### Given records

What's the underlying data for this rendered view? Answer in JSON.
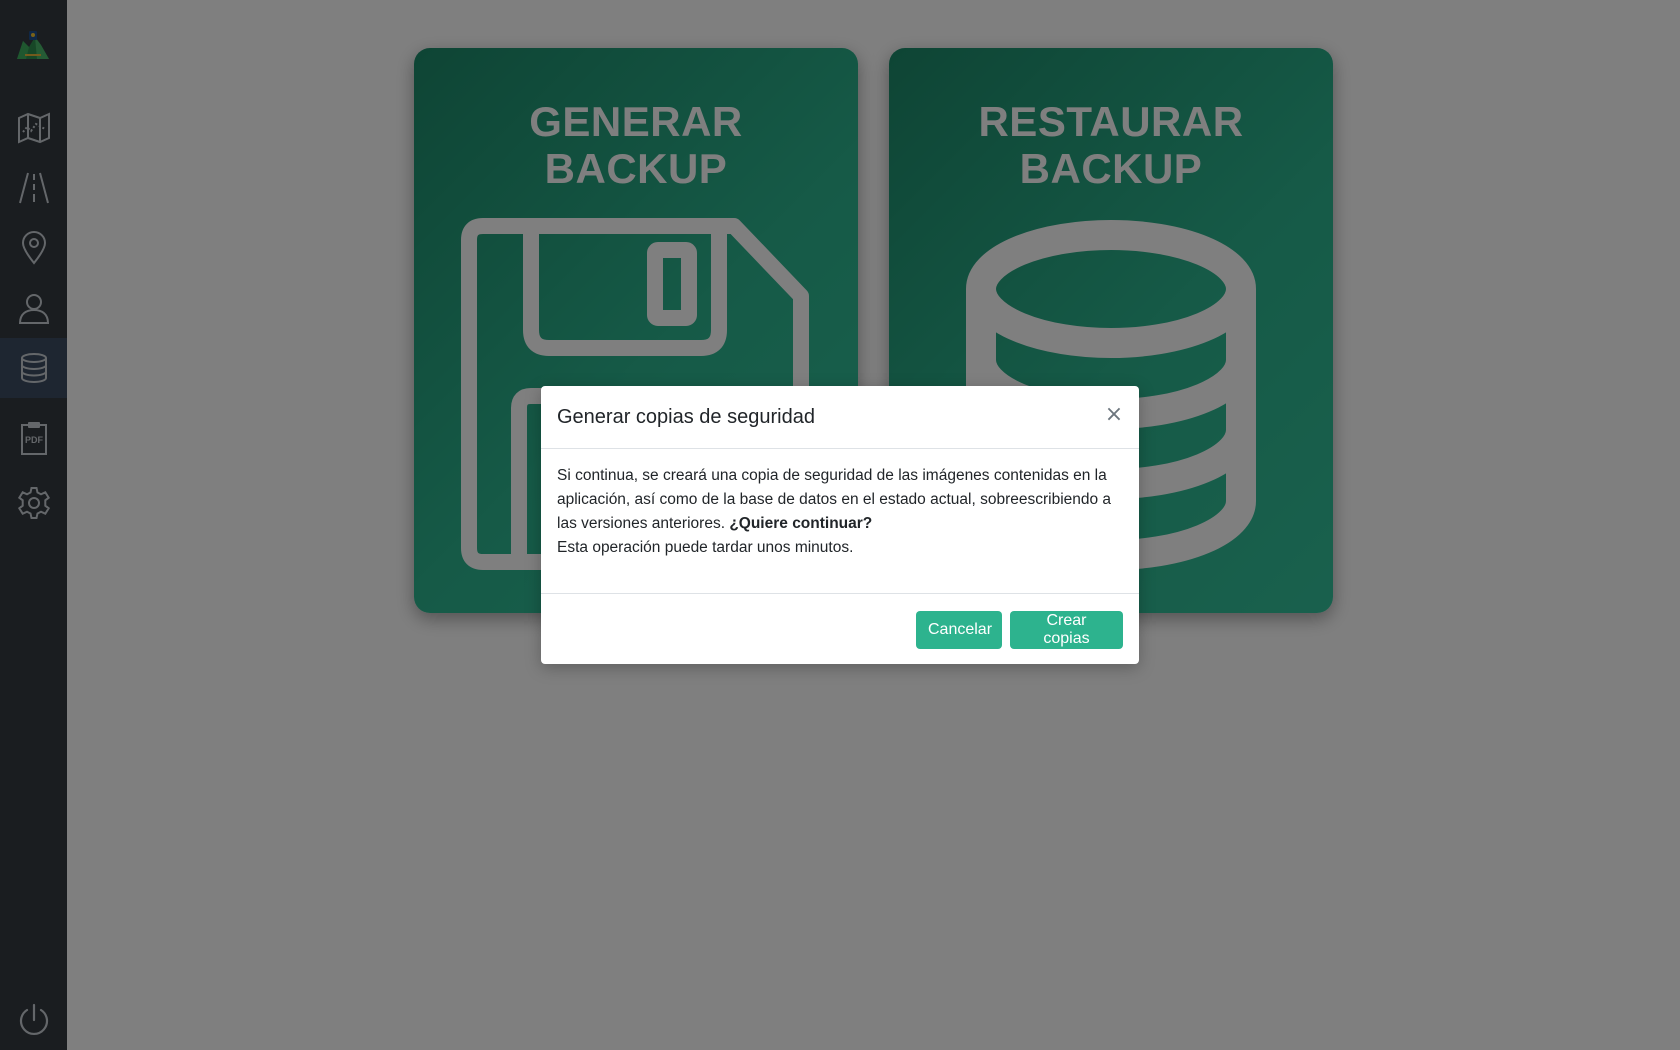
{
  "sidebar": {
    "logo": "app-logo",
    "items": [
      {
        "icon": "map-icon",
        "active": false
      },
      {
        "icon": "road-icon",
        "active": false
      },
      {
        "icon": "location-pin-icon",
        "active": false
      },
      {
        "icon": "user-icon",
        "active": false
      },
      {
        "icon": "database-icon",
        "active": true
      },
      {
        "icon": "pdf-icon",
        "active": false,
        "label": "PDF"
      },
      {
        "icon": "gear-icon",
        "active": false
      }
    ],
    "bottom_icon": "power-icon"
  },
  "cards": {
    "generate": {
      "line1": "GENERAR",
      "line2": "BACKUP",
      "icon": "floppy-disk-icon"
    },
    "restore": {
      "line1": "RESTAURAR",
      "line2": "BACKUP",
      "icon": "database-icon"
    }
  },
  "modal": {
    "title": "Generar copias de seguridad",
    "close": "×",
    "body_text": "Si continua, se creará una copia de seguridad de las imágenes contenidas en la aplicación, así como de la base de datos en el estado actual, sobreescribiendo a las versiones anteriores.",
    "body_question": "¿Quiere continuar?",
    "body_note": "Esta operación puede tardar unos minutos.",
    "cancel_label": "Cancelar",
    "confirm_label": "Crear copias"
  },
  "colors": {
    "sidebar_bg": "#343a40",
    "sidebar_active": "#3d4d62",
    "card_green": "#2cb58f",
    "button_green": "#2db38e"
  }
}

### Task item
Please give the material above again in full, with no pictures in your version.

### Answer space
What's the underlying data for this rendered view? Answer in JSON.
{
  "sidebar": {
    "logo": "app-logo",
    "items": [
      {
        "icon": "map-icon",
        "active": false
      },
      {
        "icon": "road-icon",
        "active": false
      },
      {
        "icon": "location-pin-icon",
        "active": false
      },
      {
        "icon": "user-icon",
        "active": false
      },
      {
        "icon": "database-icon",
        "active": true
      },
      {
        "icon": "pdf-icon",
        "active": false,
        "label": "PDF"
      },
      {
        "icon": "gear-icon",
        "active": false
      }
    ],
    "bottom_icon": "power-icon"
  },
  "cards": {
    "generate": {
      "line1": "GENERAR",
      "line2": "BACKUP",
      "icon": "floppy-disk-icon"
    },
    "restore": {
      "line1": "RESTAURAR",
      "line2": "BACKUP",
      "icon": "database-icon"
    }
  },
  "modal": {
    "title": "Generar copias de seguridad",
    "close": "×",
    "body_text": "Si continua, se creará una copia de seguridad de las imágenes contenidas en la aplicación, así como de la base de datos en el estado actual, sobreescribiendo a las versiones anteriores.",
    "body_question": "¿Quiere continuar?",
    "body_note": "Esta operación puede tardar unos minutos.",
    "cancel_label": "Cancelar",
    "confirm_label": "Crear copias"
  },
  "colors": {
    "sidebar_bg": "#343a40",
    "sidebar_active": "#3d4d62",
    "card_green": "#2cb58f",
    "button_green": "#2db38e"
  }
}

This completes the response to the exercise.